**文章の抜粋:**
>>

貞子

どーも、四十郎のおっさん999です。

『貞子3D』や『貞子vs伽椰子』など、尖った企画でならアリな貞子お嬢様。しかし、『貞子3D2』とか真剣なホラーにしてしまうと、途端に駄目になってしまうのが、貞子お嬢様でございます。

ハリウッドリメイク版は、ふつーにホラー映画しているので、この差は、一体なんなんでしょうかね。


さて、今さら本気のホラー映画で貞子お嬢様の作品を新しく生み出そうという、今回の試み。残念ながら失敗したとしか言えない状況になってしまいました。

今回はガッカリホラー映画『貞子』の

ネタバレあり

感想を書いていきたいと思います。まだ本作を観ていない方は、ご注意くださいまし。




『貞子』



ネタバレなし感想

『貞子』のネタバレなし感想




緊張感ナッシング

1作目『リング』では、愛する子供が<貞子の呪い>にかかってしまい、それを解くために奔走する作品でした。『らせん』とは異なるパラレルな続編である『リング2』も、親子ではないけれど大人と子供の絆が描かれており、大人が子供を守らなければという緊張感がありました。

緊張感があるから、そこに恐怖が生まれる。

『リング』という作品は、愛する者が死の危機に直面しているという恐怖を描いているのですね。


しかし、本作では親子ではなく姉弟という設定に変更してしまっているため、今までのシリーズよりも恐怖の度合いが、かなり減少しました。というか、緊張感も恐怖も限りなくゼロに近いという。


さらにいうなら、作中では、あまり姉弟の絆を強く描写していないため、主人公が弟を助ける・心配するくだりが、どうにも腑に落ちない感じです。

<<

**ページレイアウト解析データ:**
>>

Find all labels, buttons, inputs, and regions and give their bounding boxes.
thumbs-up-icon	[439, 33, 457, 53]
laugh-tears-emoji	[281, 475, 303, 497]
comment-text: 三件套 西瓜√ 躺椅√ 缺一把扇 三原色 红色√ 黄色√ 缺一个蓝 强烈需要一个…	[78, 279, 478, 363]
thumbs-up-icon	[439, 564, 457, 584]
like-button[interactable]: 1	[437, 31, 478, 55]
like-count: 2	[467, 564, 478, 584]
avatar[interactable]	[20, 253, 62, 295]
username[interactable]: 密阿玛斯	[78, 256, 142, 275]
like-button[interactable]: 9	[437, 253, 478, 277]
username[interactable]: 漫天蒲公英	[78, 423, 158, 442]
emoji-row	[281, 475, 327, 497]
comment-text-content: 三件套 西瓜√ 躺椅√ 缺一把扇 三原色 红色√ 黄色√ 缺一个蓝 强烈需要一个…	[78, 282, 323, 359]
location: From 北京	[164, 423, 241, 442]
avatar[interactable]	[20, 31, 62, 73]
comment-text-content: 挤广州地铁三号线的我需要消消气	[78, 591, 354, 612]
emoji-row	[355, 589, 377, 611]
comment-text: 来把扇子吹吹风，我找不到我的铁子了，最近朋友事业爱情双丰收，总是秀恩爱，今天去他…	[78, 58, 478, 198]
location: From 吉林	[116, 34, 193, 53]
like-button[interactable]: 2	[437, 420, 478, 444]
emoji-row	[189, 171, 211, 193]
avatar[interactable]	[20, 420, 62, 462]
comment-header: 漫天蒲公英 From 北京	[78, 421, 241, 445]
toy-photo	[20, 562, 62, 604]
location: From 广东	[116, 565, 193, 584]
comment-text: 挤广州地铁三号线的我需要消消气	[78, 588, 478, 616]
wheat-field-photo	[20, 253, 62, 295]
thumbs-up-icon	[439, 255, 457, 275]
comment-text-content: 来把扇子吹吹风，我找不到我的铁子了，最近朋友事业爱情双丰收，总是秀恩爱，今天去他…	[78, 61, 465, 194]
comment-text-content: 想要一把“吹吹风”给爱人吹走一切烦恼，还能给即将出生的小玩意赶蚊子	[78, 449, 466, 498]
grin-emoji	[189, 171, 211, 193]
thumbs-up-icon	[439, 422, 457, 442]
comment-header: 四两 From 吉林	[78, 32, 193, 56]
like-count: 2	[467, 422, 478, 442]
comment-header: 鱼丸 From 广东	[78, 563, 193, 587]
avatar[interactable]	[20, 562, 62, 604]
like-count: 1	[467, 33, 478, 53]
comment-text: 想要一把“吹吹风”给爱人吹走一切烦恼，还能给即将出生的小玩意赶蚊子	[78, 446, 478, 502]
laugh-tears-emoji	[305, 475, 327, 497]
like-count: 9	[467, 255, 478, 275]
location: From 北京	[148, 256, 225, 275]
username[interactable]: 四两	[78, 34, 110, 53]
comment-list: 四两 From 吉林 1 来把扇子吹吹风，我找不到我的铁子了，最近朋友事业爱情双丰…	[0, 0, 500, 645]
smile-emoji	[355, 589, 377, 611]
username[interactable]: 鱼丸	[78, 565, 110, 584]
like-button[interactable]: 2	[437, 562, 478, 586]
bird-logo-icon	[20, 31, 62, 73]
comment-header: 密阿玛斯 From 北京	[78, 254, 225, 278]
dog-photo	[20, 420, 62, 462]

<<

**読んで取り組もう:**
a: 映画『貞子』の感想文のうち、「どーも、四十郎のおっさん999です。」で始まり「感想を書いていきたいと思います。まだ本作を観ていない方は、ご注意くださいまし。」で終わる部分をそのまま書き写してください。
b: 映画『貞子』の感想文によると、この作品では主人公たちの関係が親子ではなく何に変えられていますか。
c: 映画『貞子』の感想文を、最後の文のあとから続けて書いてください。

**あなたの答え:**
a:
どーも、四十郎のおっさん999です。

『貞子3D』や『貞子vs伽椰子』など、尖った企画でならアリな貞子お嬢様。しかし、『貞子3D2』とか真剣なホラーにしてしまうと、途端に駄目になってしまうのが、貞子お嬢様でございます。

ハリウッドリメイク版は、ふつーにホラー映画しているので、この差は、一体なんなんでしょうかね。


さて、今さら本気のホラー映画で貞子お嬢様の作品を新しく生み出そうという、今回の試み。残念ながら失敗したとしか言えない状況になってしまいました。

今回はガッカリホラー映画『貞子』の

ネタバレあり

感想を書いていきたいと思います。まだ本作を観ていない方は、ご注意くださいまし。

b: 姉弟です。

c:
色んな部分で、描写不足。怖い怖くない以前に、ホラー映画なのかどうかも、怪しい作品になっておりました。




唐突なブラコン根性にドン引き

親に捨てられてしまった主人公とその弟。だから二人の絆は強い……という事らしいのですが、それが後半になって唐突に登場します。

それまで親代わり的な立ち位置であった主人公が、急にブラコンを発揮し、冷静さを消失。それをポッと登場した男性キャラクターが引き継ぐという、なんとも微妙な関係が出現してしまいました。

男性キャラも、それほど重要ではなかろうと思っていたら、実は後半にやたら活躍したりして、うーん、なんか最初から最後まで設定に一貫性のない映画でしたね。




レビューや評価

怖くないし、くだらない。特に大島渡ってあたりからが酷過ぎる。話はショボくなる一方なのに演技と音楽だけはどんどん大袈裟になっていくという逆転現象が起こってます。

第1作以来の劇場鑑賞でしたが 怖さが半減でした。

酷評される程の酷い出来とも思わなかったけどなー


YAHOO!JAPAN映画『貞子』




今回のネタバレあり感想のまとめ

わざわざ貞子を起用して描くようなストーリーではなかったという印象の『貞子』。

児童虐待やSNS依存など、社会派な問題に切り込んでいる割には、そのあたりを適当に描いていて、なんとも中途半端。貞子お嬢様を起用しないと、最後まで物語を完結できない脚本家の才能の限界を見せつけた、そんな映画でした。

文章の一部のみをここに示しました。